(Extracts from a graphics dataset):
»»

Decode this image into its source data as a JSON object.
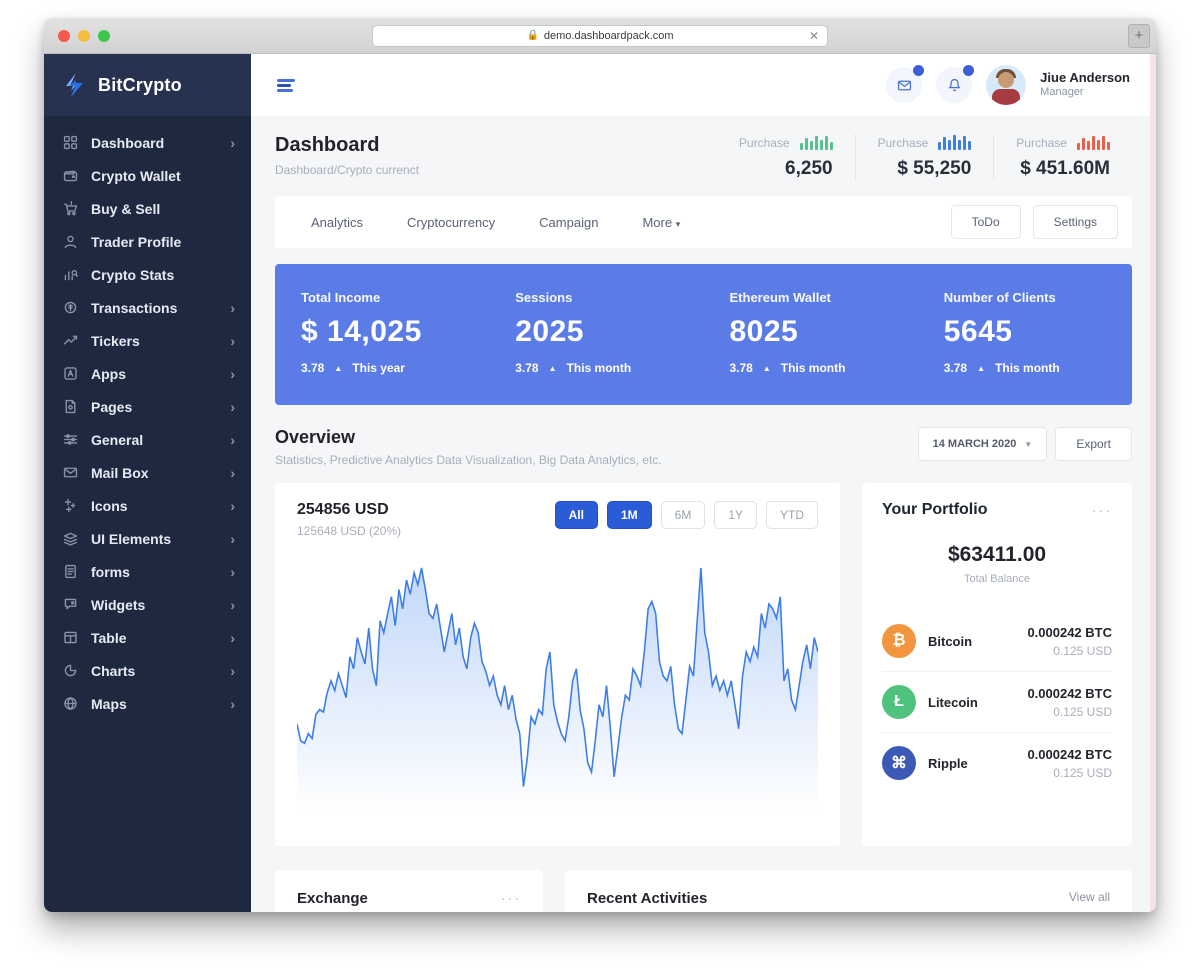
{
  "browser": {
    "url": "demo.dashboardpack.com",
    "close_tab_label": "✕",
    "new_tab_label": "+"
  },
  "sidebar": {
    "brand": "BitCrypto",
    "items": [
      {
        "label": "Dashboard",
        "chevron": true
      },
      {
        "label": "Crypto Wallet",
        "chevron": false
      },
      {
        "label": "Buy & Sell",
        "chevron": false
      },
      {
        "label": "Trader Profile",
        "chevron": false
      },
      {
        "label": "Crypto Stats",
        "chevron": false
      },
      {
        "label": "Transactions",
        "chevron": true
      },
      {
        "label": "Tickers",
        "chevron": true
      },
      {
        "label": "Apps",
        "chevron": true
      },
      {
        "label": "Pages",
        "chevron": true
      },
      {
        "label": "General",
        "chevron": true
      },
      {
        "label": "Mail Box",
        "chevron": true
      },
      {
        "label": "Icons",
        "chevron": true
      },
      {
        "label": "UI Elements",
        "chevron": true
      },
      {
        "label": "forms",
        "chevron": true
      },
      {
        "label": "Widgets",
        "chevron": true
      },
      {
        "label": "Table",
        "chevron": true
      },
      {
        "label": "Charts",
        "chevron": true
      },
      {
        "label": "Maps",
        "chevron": true
      }
    ]
  },
  "topbar": {
    "user_name": "Jiue Anderson",
    "user_role": "Manager"
  },
  "pagehead": {
    "title": "Dashboard",
    "breadcrumb": "Dashboard/Crypto currenct",
    "purchases": [
      {
        "label": "Purchase",
        "value": "6,250"
      },
      {
        "label": "Purchase",
        "value": "$ 55,250"
      },
      {
        "label": "Purchase",
        "value": "$ 451.60M"
      }
    ]
  },
  "tabs": {
    "items": [
      "Analytics",
      "Cryptocurrency",
      "Campaign",
      "More"
    ],
    "more_caret": "▾",
    "todo_label": "ToDo",
    "settings_label": "Settings"
  },
  "band": {
    "up_arrow": "▲",
    "cards": [
      {
        "label": "Total Income",
        "value": "$ 14,025",
        "delta": "3.78",
        "period": "This year"
      },
      {
        "label": "Sessions",
        "value": "2025",
        "delta": "3.78",
        "period": "This month"
      },
      {
        "label": "Ethereum Wallet",
        "value": "8025",
        "delta": "3.78",
        "period": "This month"
      },
      {
        "label": "Number of Clients",
        "value": "5645",
        "delta": "3.78",
        "period": "This month"
      }
    ]
  },
  "overview": {
    "title": "Overview",
    "subtitle": "Statistics, Predictive Analytics Data Visualization, Big Data Analytics, etc.",
    "date_select": "14 MARCH 2020",
    "date_caret": "▼",
    "export_label": "Export",
    "price": "254856 USD",
    "price_sub": "125648 USD (20%)",
    "range_pills": [
      {
        "label": "All",
        "active": true
      },
      {
        "label": "1M",
        "active": true
      },
      {
        "label": "6M",
        "active": false
      },
      {
        "label": "1Y",
        "active": false
      },
      {
        "label": "YTD",
        "active": false
      }
    ]
  },
  "portfolio": {
    "title": "Your Portfolio",
    "menu": "···",
    "balance": "$63411.00",
    "balance_label": "Total Balance",
    "coins": [
      {
        "name": "Bitcoin",
        "symbol": "₿",
        "color": "#f2953f",
        "amount": "0.000242 BTC",
        "usd": "0.125 USD"
      },
      {
        "name": "Litecoin",
        "symbol": "Ł",
        "color": "#4fc37e",
        "amount": "0.000242 BTC",
        "usd": "0.125 USD"
      },
      {
        "name": "Ripple",
        "symbol": "⌘",
        "color": "#3c59b8",
        "amount": "0.000242 BTC",
        "usd": "0.125 USD"
      }
    ]
  },
  "bottom": {
    "exchange_title": "Exchange",
    "exchange_menu": "···",
    "activities_title": "Recent Activities",
    "view_all": "View all"
  },
  "colors": {
    "accent_blue": "#2a5cd8",
    "band_blue": "#5b7ce6",
    "sidebar_navy": "#1e2940",
    "chart_line": "#3e7de8"
  },
  "chart_data": [
    {
      "type": "area",
      "name": "overview-price-chart",
      "title": "254856 USD",
      "subtitle": "125648 USD (20%)",
      "legend": "none",
      "grid": false,
      "axes_labeled": false,
      "ylim": [
        0,
        100
      ],
      "line_color": "#3e7de8",
      "values": [
        32,
        25,
        24,
        28,
        26,
        36,
        38,
        37,
        45,
        50,
        46,
        53,
        48,
        43,
        60,
        55,
        68,
        62,
        57,
        72,
        55,
        48,
        75,
        70,
        78,
        85,
        73,
        88,
        80,
        92,
        86,
        95,
        90,
        97,
        88,
        78,
        76,
        82,
        72,
        62,
        70,
        78,
        65,
        72,
        60,
        55,
        68,
        74,
        70,
        58,
        54,
        48,
        52,
        44,
        40,
        48,
        38,
        44,
        34,
        28,
        6,
        18,
        35,
        32,
        38,
        36,
        55,
        62,
        40,
        33,
        28,
        25,
        35,
        50,
        55,
        38,
        30,
        16,
        12,
        25,
        40,
        35,
        48,
        30,
        10,
        22,
        35,
        44,
        42,
        55,
        52,
        48,
        62,
        80,
        83,
        78,
        58,
        52,
        50,
        56,
        40,
        30,
        28,
        42,
        56,
        52,
        75,
        97,
        70,
        62,
        48,
        52,
        46,
        50,
        44,
        50,
        40,
        30,
        52,
        62,
        58,
        64,
        60,
        78,
        72,
        82,
        80,
        76,
        85,
        50,
        55,
        42,
        38,
        48,
        58,
        65,
        55,
        68,
        62
      ]
    },
    {
      "type": "bar",
      "name": "purchase-spark-green",
      "color": "#57c28d",
      "values": [
        45,
        75,
        55,
        90,
        60,
        85,
        50
      ]
    },
    {
      "type": "bar",
      "name": "purchase-spark-blue",
      "color": "#3e7fe0",
      "values": [
        50,
        80,
        60,
        95,
        65,
        85,
        55
      ]
    },
    {
      "type": "bar",
      "name": "purchase-spark-red",
      "color": "#e8604c",
      "values": [
        45,
        75,
        55,
        90,
        60,
        85,
        50
      ]
    }
  ]
}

««

All of the data above should be quoted exactly, except for the pictures.

(Final result):
Decode this image into its source data as a JSON object.
{
  "browser": {
    "url": "demo.dashboardpack.com",
    "close_tab_label": "✕",
    "new_tab_label": "+"
  },
  "sidebar": {
    "brand": "BitCrypto",
    "items": [
      {
        "label": "Dashboard",
        "chevron": true
      },
      {
        "label": "Crypto Wallet",
        "chevron": false
      },
      {
        "label": "Buy & Sell",
        "chevron": false
      },
      {
        "label": "Trader Profile",
        "chevron": false
      },
      {
        "label": "Crypto Stats",
        "chevron": false
      },
      {
        "label": "Transactions",
        "chevron": true
      },
      {
        "label": "Tickers",
        "chevron": true
      },
      {
        "label": "Apps",
        "chevron": true
      },
      {
        "label": "Pages",
        "chevron": true
      },
      {
        "label": "General",
        "chevron": true
      },
      {
        "label": "Mail Box",
        "chevron": true
      },
      {
        "label": "Icons",
        "chevron": true
      },
      {
        "label": "UI Elements",
        "chevron": true
      },
      {
        "label": "forms",
        "chevron": true
      },
      {
        "label": "Widgets",
        "chevron": true
      },
      {
        "label": "Table",
        "chevron": true
      },
      {
        "label": "Charts",
        "chevron": true
      },
      {
        "label": "Maps",
        "chevron": true
      }
    ]
  },
  "topbar": {
    "user_name": "Jiue Anderson",
    "user_role": "Manager"
  },
  "pagehead": {
    "title": "Dashboard",
    "breadcrumb": "Dashboard/Crypto currenct",
    "purchases": [
      {
        "label": "Purchase",
        "value": "6,250"
      },
      {
        "label": "Purchase",
        "value": "$ 55,250"
      },
      {
        "label": "Purchase",
        "value": "$ 451.60M"
      }
    ]
  },
  "tabs": {
    "items": [
      "Analytics",
      "Cryptocurrency",
      "Campaign",
      "More"
    ],
    "more_caret": "▾",
    "todo_label": "ToDo",
    "settings_label": "Settings"
  },
  "band": {
    "up_arrow": "▲",
    "cards": [
      {
        "label": "Total Income",
        "value": "$ 14,025",
        "delta": "3.78",
        "period": "This year"
      },
      {
        "label": "Sessions",
        "value": "2025",
        "delta": "3.78",
        "period": "This month"
      },
      {
        "label": "Ethereum Wallet",
        "value": "8025",
        "delta": "3.78",
        "period": "This month"
      },
      {
        "label": "Number of Clients",
        "value": "5645",
        "delta": "3.78",
        "period": "This month"
      }
    ]
  },
  "overview": {
    "title": "Overview",
    "subtitle": "Statistics, Predictive Analytics Data Visualization, Big Data Analytics, etc.",
    "date_select": "14 MARCH 2020",
    "date_caret": "▼",
    "export_label": "Export",
    "price": "254856 USD",
    "price_sub": "125648 USD (20%)",
    "range_pills": [
      {
        "label": "All",
        "active": true
      },
      {
        "label": "1M",
        "active": true
      },
      {
        "label": "6M",
        "active": false
      },
      {
        "label": "1Y",
        "active": false
      },
      {
        "label": "YTD",
        "active": false
      }
    ]
  },
  "portfolio": {
    "title": "Your Portfolio",
    "menu": "···",
    "balance": "$63411.00",
    "balance_label": "Total Balance",
    "coins": [
      {
        "name": "Bitcoin",
        "symbol": "₿",
        "color": "#f2953f",
        "amount": "0.000242 BTC",
        "usd": "0.125 USD"
      },
      {
        "name": "Litecoin",
        "symbol": "Ł",
        "color": "#4fc37e",
        "amount": "0.000242 BTC",
        "usd": "0.125 USD"
      },
      {
        "name": "Ripple",
        "symbol": "⌘",
        "color": "#3c59b8",
        "amount": "0.000242 BTC",
        "usd": "0.125 USD"
      }
    ]
  },
  "bottom": {
    "exchange_title": "Exchange",
    "exchange_menu": "···",
    "activities_title": "Recent Activities",
    "view_all": "View all"
  },
  "colors": {
    "accent_blue": "#2a5cd8",
    "band_blue": "#5b7ce6",
    "sidebar_navy": "#1e2940",
    "chart_line": "#3e7de8"
  },
  "chart_data": [
    {
      "type": "area",
      "name": "overview-price-chart",
      "title": "254856 USD",
      "subtitle": "125648 USD (20%)",
      "legend": "none",
      "grid": false,
      "axes_labeled": false,
      "ylim": [
        0,
        100
      ],
      "line_color": "#3e7de8",
      "values": [
        32,
        25,
        24,
        28,
        26,
        36,
        38,
        37,
        45,
        50,
        46,
        53,
        48,
        43,
        60,
        55,
        68,
        62,
        57,
        72,
        55,
        48,
        75,
        70,
        78,
        85,
        73,
        88,
        80,
        92,
        86,
        95,
        90,
        97,
        88,
        78,
        76,
        82,
        72,
        62,
        70,
        78,
        65,
        72,
        60,
        55,
        68,
        74,
        70,
        58,
        54,
        48,
        52,
        44,
        40,
        48,
        38,
        44,
        34,
        28,
        6,
        18,
        35,
        32,
        38,
        36,
        55,
        62,
        40,
        33,
        28,
        25,
        35,
        50,
        55,
        38,
        30,
        16,
        12,
        25,
        40,
        35,
        48,
        30,
        10,
        22,
        35,
        44,
        42,
        55,
        52,
        48,
        62,
        80,
        83,
        78,
        58,
        52,
        50,
        56,
        40,
        30,
        28,
        42,
        56,
        52,
        75,
        97,
        70,
        62,
        48,
        52,
        46,
        50,
        44,
        50,
        40,
        30,
        52,
        62,
        58,
        64,
        60,
        78,
        72,
        82,
        80,
        76,
        85,
        50,
        55,
        42,
        38,
        48,
        58,
        65,
        55,
        68,
        62
      ]
    },
    {
      "type": "bar",
      "name": "purchase-spark-green",
      "color": "#57c28d",
      "values": [
        45,
        75,
        55,
        90,
        60,
        85,
        50
      ]
    },
    {
      "type": "bar",
      "name": "purchase-spark-blue",
      "color": "#3e7fe0",
      "values": [
        50,
        80,
        60,
        95,
        65,
        85,
        55
      ]
    },
    {
      "type": "bar",
      "name": "purchase-spark-red",
      "color": "#e8604c",
      "values": [
        45,
        75,
        55,
        90,
        60,
        85,
        50
      ]
    }
  ]
}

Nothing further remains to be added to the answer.